== What is expected ==
Repeat the full listing, word for word.

== Excerpted data ==
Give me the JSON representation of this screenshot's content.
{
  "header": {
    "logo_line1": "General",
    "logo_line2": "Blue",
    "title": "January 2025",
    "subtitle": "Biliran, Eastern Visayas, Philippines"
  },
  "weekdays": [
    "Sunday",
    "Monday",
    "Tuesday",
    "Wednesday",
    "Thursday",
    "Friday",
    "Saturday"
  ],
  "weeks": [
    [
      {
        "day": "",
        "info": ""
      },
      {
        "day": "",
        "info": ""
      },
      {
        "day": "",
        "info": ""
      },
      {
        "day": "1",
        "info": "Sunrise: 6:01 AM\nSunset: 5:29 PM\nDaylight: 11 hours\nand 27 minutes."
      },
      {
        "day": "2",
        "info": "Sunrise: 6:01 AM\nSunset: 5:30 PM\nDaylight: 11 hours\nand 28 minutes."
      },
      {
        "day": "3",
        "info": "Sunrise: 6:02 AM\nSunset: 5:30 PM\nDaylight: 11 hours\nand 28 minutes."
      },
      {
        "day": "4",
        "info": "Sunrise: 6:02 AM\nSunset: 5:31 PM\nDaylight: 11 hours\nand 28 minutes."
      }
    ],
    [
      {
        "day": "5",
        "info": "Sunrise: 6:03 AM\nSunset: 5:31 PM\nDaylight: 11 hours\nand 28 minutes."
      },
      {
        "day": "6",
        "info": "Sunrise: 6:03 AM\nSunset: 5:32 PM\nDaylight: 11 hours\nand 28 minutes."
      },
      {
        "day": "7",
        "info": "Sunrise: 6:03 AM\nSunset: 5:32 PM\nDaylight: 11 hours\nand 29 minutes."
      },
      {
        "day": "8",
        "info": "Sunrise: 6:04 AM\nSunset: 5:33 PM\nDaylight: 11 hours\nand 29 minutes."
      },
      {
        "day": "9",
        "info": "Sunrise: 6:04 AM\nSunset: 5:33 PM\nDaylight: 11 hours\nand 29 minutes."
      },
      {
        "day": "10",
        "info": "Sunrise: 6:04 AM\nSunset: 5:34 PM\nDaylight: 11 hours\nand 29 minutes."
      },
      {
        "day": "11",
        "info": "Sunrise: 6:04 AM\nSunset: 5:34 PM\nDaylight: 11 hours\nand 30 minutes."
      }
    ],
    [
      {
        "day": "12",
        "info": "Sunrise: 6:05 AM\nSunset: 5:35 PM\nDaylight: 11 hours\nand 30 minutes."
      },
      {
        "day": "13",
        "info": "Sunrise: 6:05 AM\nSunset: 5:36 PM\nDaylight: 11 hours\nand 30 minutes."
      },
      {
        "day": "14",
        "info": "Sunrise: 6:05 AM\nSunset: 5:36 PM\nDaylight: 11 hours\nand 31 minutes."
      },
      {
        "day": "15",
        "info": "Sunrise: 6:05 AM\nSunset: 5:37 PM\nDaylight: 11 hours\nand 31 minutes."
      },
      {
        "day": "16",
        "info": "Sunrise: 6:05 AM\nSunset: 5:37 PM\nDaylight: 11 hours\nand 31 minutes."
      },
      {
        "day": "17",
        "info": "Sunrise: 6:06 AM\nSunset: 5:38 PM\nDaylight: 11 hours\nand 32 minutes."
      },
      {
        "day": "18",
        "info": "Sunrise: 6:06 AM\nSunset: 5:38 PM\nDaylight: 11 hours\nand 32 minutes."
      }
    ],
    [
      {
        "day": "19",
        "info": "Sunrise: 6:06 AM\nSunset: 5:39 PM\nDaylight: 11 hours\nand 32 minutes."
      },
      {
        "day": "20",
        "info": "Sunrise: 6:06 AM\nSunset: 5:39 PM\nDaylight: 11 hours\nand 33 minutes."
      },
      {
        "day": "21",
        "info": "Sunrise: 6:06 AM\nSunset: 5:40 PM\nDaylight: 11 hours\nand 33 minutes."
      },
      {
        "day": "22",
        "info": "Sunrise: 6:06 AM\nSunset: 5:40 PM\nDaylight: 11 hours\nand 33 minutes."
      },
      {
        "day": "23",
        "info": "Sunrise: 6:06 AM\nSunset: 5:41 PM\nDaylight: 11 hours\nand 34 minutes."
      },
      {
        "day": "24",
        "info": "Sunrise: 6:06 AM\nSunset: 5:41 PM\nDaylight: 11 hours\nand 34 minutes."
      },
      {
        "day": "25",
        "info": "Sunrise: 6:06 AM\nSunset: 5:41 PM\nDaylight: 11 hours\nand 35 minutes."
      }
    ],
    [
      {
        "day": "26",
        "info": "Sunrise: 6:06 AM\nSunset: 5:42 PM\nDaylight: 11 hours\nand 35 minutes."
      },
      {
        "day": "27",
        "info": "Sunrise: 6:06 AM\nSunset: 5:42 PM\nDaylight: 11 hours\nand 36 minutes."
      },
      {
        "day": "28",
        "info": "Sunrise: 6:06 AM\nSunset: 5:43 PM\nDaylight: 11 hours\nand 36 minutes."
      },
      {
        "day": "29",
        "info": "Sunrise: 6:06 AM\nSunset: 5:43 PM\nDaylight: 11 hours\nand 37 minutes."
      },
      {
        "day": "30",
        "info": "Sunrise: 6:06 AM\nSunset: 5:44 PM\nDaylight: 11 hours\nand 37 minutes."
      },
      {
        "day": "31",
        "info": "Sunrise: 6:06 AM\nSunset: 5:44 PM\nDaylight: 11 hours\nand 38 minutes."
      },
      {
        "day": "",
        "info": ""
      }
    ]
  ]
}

== Output of the task ==
Give me the JSON representation of this screenshot's content.
{
  "header": {
    "logo_line1": "General",
    "logo_line2": "Blue",
    "title": "January 2025",
    "subtitle": "Biliran, Eastern Visayas, Philippines"
  },
  "weekdays": [
    "Sunday",
    "Monday",
    "Tuesday",
    "Wednesday",
    "Thursday",
    "Friday",
    "Saturday"
  ],
  "weeks": [
    [
      {
        "day": "",
        "info": ""
      },
      {
        "day": "",
        "info": ""
      },
      {
        "day": "",
        "info": ""
      },
      {
        "day": "1",
        "info": "Sunrise: 6:01 AM\nSunset: 5:29 PM\nDaylight: 11 hours\nand 27 minutes."
      },
      {
        "day": "2",
        "info": "Sunrise: 6:01 AM\nSunset: 5:30 PM\nDaylight: 11 hours\nand 28 minutes."
      },
      {
        "day": "3",
        "info": "Sunrise: 6:02 AM\nSunset: 5:30 PM\nDaylight: 11 hours\nand 28 minutes."
      },
      {
        "day": "4",
        "info": "Sunrise: 6:02 AM\nSunset: 5:31 PM\nDaylight: 11 hours\nand 28 minutes."
      }
    ],
    [
      {
        "day": "5",
        "info": "Sunrise: 6:03 AM\nSunset: 5:31 PM\nDaylight: 11 hours\nand 28 minutes."
      },
      {
        "day": "6",
        "info": "Sunrise: 6:03 AM\nSunset: 5:32 PM\nDaylight: 11 hours\nand 28 minutes."
      },
      {
        "day": "7",
        "info": "Sunrise: 6:03 AM\nSunset: 5:32 PM\nDaylight: 11 hours\nand 29 minutes."
      },
      {
        "day": "8",
        "info": "Sunrise: 6:04 AM\nSunset: 5:33 PM\nDaylight: 11 hours\nand 29 minutes."
      },
      {
        "day": "9",
        "info": "Sunrise: 6:04 AM\nSunset: 5:33 PM\nDaylight: 11 hours\nand 29 minutes."
      },
      {
        "day": "10",
        "info": "Sunrise: 6:04 AM\nSunset: 5:34 PM\nDaylight: 11 hours\nand 29 minutes."
      },
      {
        "day": "11",
        "info": "Sunrise: 6:04 AM\nSunset: 5:34 PM\nDaylight: 11 hours\nand 30 minutes."
      }
    ],
    [
      {
        "day": "12",
        "info": "Sunrise: 6:05 AM\nSunset: 5:35 PM\nDaylight: 11 hours\nand 30 minutes."
      },
      {
        "day": "13",
        "info": "Sunrise: 6:05 AM\nSunset: 5:36 PM\nDaylight: 11 hours\nand 30 minutes."
      },
      {
        "day": "14",
        "info": "Sunrise: 6:05 AM\nSunset: 5:36 PM\nDaylight: 11 hours\nand 31 minutes."
      },
      {
        "day": "15",
        "info": "Sunrise: 6:05 AM\nSunset: 5:37 PM\nDaylight: 11 hours\nand 31 minutes."
      },
      {
        "day": "16",
        "info": "Sunrise: 6:05 AM\nSunset: 5:37 PM\nDaylight: 11 hours\nand 31 minutes."
      },
      {
        "day": "17",
        "info": "Sunrise: 6:06 AM\nSunset: 5:38 PM\nDaylight: 11 hours\nand 32 minutes."
      },
      {
        "day": "18",
        "info": "Sunrise: 6:06 AM\nSunset: 5:38 PM\nDaylight: 11 hours\nand 32 minutes."
      }
    ],
    [
      {
        "day": "19",
        "info": "Sunrise: 6:06 AM\nSunset: 5:39 PM\nDaylight: 11 hours\nand 32 minutes."
      },
      {
        "day": "20",
        "info": "Sunrise: 6:06 AM\nSunset: 5:39 PM\nDaylight: 11 hours\nand 33 minutes."
      },
      {
        "day": "21",
        "info": "Sunrise: 6:06 AM\nSunset: 5:40 PM\nDaylight: 11 hours\nand 33 minutes."
      },
      {
        "day": "22",
        "info": "Sunrise: 6:06 AM\nSunset: 5:40 PM\nDaylight: 11 hours\nand 33 minutes."
      },
      {
        "day": "23",
        "info": "Sunrise: 6:06 AM\nSunset: 5:41 PM\nDaylight: 11 hours\nand 34 minutes."
      },
      {
        "day": "24",
        "info": "Sunrise: 6:06 AM\nSunset: 5:41 PM\nDaylight: 11 hours\nand 34 minutes."
      },
      {
        "day": "25",
        "info": "Sunrise: 6:06 AM\nSunset: 5:41 PM\nDaylight: 11 hours\nand 35 minutes."
      }
    ],
    [
      {
        "day": "26",
        "info": "Sunrise: 6:06 AM\nSunset: 5:42 PM\nDaylight: 11 hours\nand 35 minutes."
      },
      {
        "day": "27",
        "info": "Sunrise: 6:06 AM\nSunset: 5:42 PM\nDaylight: 11 hours\nand 36 minutes."
      },
      {
        "day": "28",
        "info": "Sunrise: 6:06 AM\nSunset: 5:43 PM\nDaylight: 11 hours\nand 36 minutes."
      },
      {
        "day": "29",
        "info": "Sunrise: 6:06 AM\nSunset: 5:43 PM\nDaylight: 11 hours\nand 37 minutes."
      },
      {
        "day": "30",
        "info": "Sunrise: 6:06 AM\nSunset: 5:44 PM\nDaylight: 11 hours\nand 37 minutes."
      },
      {
        "day": "31",
        "info": "Sunrise: 6:06 AM\nSunset: 5:44 PM\nDaylight: 11 hours\nand 38 minutes."
      },
      {
        "day": "",
        "info": ""
      }
    ]
  ]
}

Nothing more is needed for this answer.